◆ Aim of the exercise: Extract each line where the string "главный" shows up.
+---+
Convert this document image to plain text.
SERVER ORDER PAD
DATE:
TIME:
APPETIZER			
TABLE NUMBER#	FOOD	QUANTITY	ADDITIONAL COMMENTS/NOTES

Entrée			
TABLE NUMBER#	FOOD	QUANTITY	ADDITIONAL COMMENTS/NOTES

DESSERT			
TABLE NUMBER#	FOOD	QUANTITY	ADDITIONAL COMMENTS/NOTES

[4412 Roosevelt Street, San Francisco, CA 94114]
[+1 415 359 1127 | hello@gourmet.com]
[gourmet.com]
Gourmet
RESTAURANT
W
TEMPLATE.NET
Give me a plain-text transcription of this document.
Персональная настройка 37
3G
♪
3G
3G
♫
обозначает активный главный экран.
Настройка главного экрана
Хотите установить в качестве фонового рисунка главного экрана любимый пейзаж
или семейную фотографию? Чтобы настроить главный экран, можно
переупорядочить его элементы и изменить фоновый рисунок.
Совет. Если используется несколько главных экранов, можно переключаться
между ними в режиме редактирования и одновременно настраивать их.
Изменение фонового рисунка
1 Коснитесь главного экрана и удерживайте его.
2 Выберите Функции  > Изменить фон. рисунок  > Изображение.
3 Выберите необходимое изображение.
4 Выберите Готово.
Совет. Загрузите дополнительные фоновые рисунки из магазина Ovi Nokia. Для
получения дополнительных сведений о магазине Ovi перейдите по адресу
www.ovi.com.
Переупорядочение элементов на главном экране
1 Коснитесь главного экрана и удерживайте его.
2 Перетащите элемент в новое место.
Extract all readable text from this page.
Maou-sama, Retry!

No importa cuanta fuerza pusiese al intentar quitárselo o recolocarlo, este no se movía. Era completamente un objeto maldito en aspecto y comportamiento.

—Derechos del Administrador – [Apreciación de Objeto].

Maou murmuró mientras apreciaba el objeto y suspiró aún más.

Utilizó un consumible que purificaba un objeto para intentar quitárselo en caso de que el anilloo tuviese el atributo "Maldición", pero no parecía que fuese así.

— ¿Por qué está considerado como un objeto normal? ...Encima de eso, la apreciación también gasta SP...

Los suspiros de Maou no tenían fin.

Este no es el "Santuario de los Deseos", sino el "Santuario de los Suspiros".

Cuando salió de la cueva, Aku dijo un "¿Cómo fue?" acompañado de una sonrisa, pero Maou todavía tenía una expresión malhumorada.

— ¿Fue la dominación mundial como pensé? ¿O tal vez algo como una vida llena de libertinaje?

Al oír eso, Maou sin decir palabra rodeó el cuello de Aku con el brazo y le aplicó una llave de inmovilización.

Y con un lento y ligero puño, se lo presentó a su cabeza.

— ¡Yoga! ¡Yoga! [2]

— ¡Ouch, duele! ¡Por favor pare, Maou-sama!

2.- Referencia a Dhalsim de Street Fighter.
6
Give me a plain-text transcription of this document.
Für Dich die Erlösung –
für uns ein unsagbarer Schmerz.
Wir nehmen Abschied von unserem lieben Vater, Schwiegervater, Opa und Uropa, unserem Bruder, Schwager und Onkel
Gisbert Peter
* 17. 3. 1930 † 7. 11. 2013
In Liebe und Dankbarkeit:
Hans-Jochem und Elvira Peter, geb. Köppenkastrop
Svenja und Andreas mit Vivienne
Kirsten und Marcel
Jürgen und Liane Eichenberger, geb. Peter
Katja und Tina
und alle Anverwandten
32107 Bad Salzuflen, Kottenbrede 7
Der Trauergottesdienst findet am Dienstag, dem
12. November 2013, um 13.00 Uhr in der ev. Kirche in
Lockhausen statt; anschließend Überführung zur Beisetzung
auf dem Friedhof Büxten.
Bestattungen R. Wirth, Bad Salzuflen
+---+
◆ Result of the task:
обозначает активный главный экран.
или семейную фотографию? Чтобы настроить главный экран, можно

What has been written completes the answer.